• WRITTEN INSTRUCTION:
Reproduce the records below in full and word for word, excluding pictures.

• PROVIDED INFORMATION:
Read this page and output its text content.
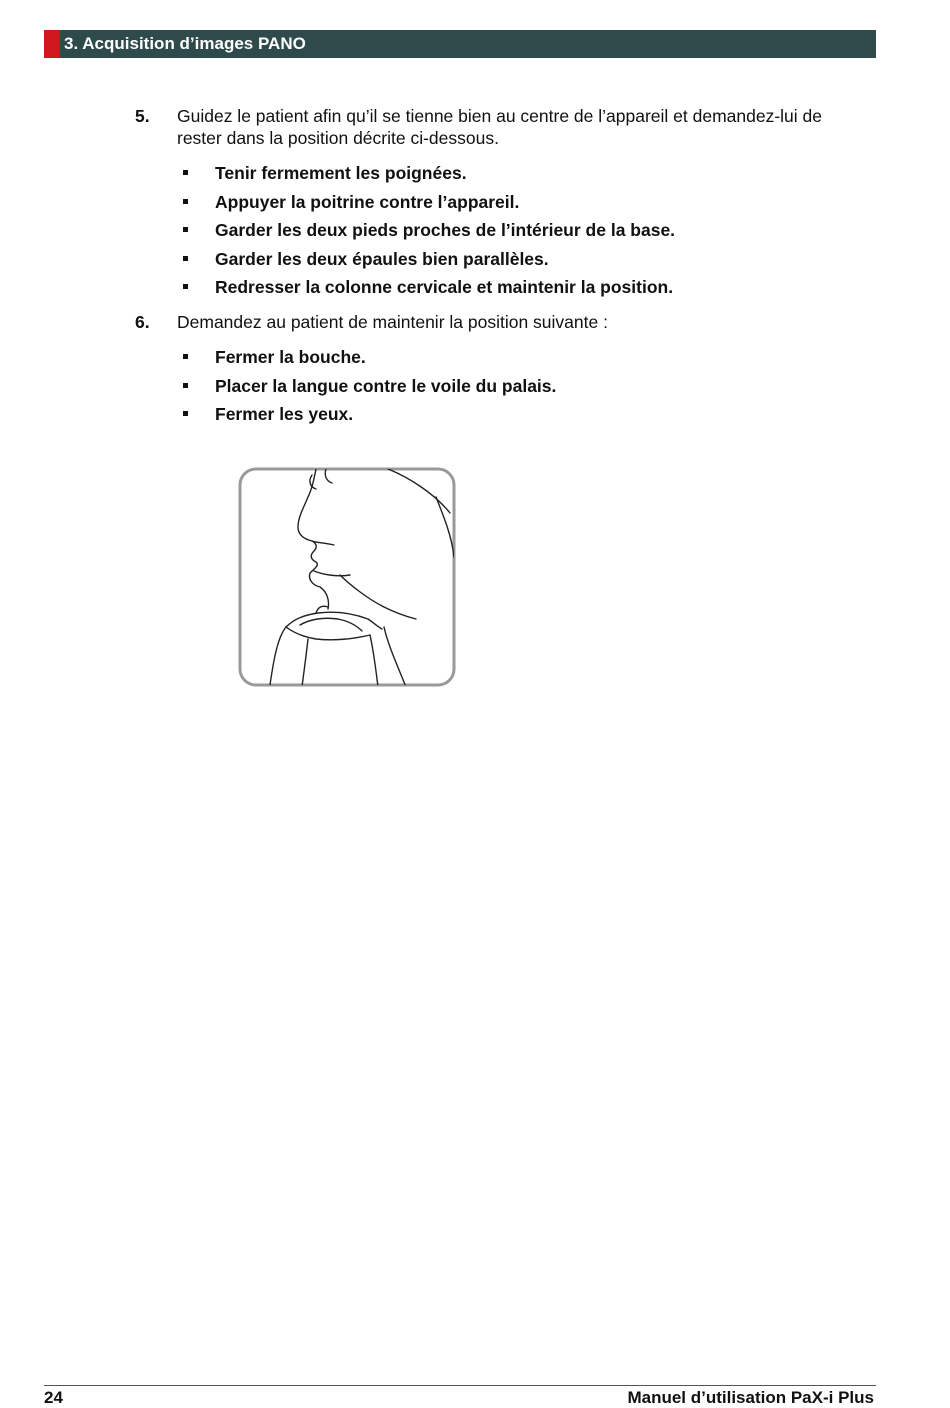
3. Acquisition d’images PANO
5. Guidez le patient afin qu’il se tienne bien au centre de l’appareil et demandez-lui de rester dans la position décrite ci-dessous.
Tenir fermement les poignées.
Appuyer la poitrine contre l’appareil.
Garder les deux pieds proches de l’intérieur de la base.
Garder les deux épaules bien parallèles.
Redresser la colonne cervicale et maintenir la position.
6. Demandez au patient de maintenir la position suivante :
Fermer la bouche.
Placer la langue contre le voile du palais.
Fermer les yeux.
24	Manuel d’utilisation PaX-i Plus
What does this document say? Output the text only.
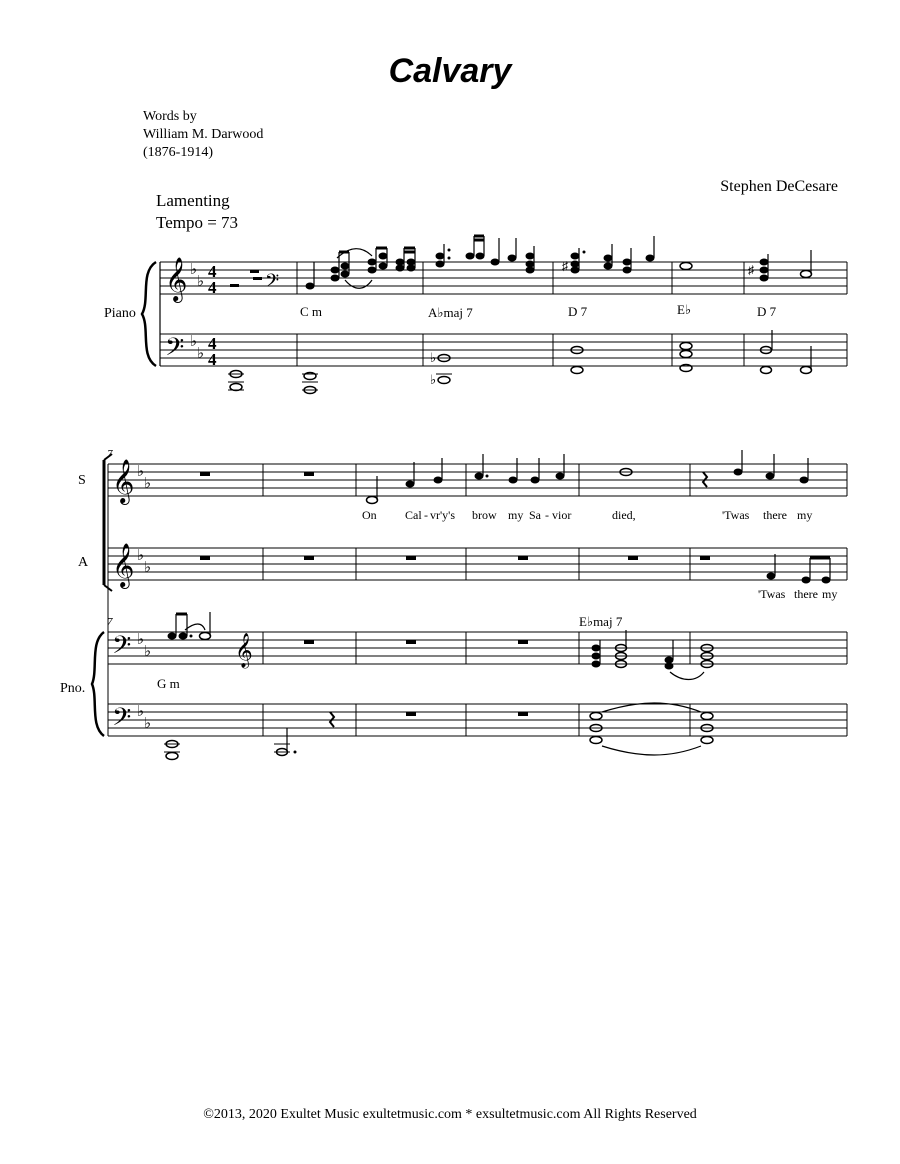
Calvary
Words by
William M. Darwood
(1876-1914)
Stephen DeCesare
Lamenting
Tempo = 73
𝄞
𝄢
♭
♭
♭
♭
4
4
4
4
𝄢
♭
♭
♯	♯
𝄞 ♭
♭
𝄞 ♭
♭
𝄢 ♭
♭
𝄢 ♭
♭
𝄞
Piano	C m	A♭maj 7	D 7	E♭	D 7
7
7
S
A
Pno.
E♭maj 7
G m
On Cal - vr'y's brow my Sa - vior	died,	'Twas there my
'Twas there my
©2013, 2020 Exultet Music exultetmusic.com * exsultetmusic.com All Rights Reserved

• ANSWER TO THIS EXERCISE:
Read this page and output its text content.
3. Acquisition d’images PANO
5. Guidez le patient afin qu’il se tienne bien au centre de l’appareil et demandez-lui de rester dans la position décrite ci-dessous.
Tenir fermement les poignées.
Appuyer la poitrine contre l’appareil.
Garder les deux pieds proches de l’intérieur de la base.
Garder les deux épaules bien parallèles.
Redresser la colonne cervicale et maintenir la position.
6. Demandez au patient de maintenir la position suivante :
Fermer la bouche.
Placer la langue contre le voile du palais.
Fermer les yeux.
24	Manuel d’utilisation PaX-i Plus
What does this document say? Output the text only.
Calvary
Words by
William M. Darwood
(1876-1914)
Stephen DeCesare
Lamenting
Tempo = 73
𝄞
𝄢
♭
♭
♭
♭
4
4
4
4
𝄢
♭
♭
♯	♯
𝄞 ♭
♭
𝄞 ♭
♭
𝄢 ♭
♭
𝄢 ♭
♭
𝄞
Piano	C m	A♭maj 7	D 7	E♭	D 7
7
7
S
A
Pno.
E♭maj 7
G m
On Cal - vr'y's brow my Sa - vior	died,	'Twas there my
'Twas there my
©2013, 2020 Exultet Music exultetmusic.com * exsultetmusic.com All Rights Reserved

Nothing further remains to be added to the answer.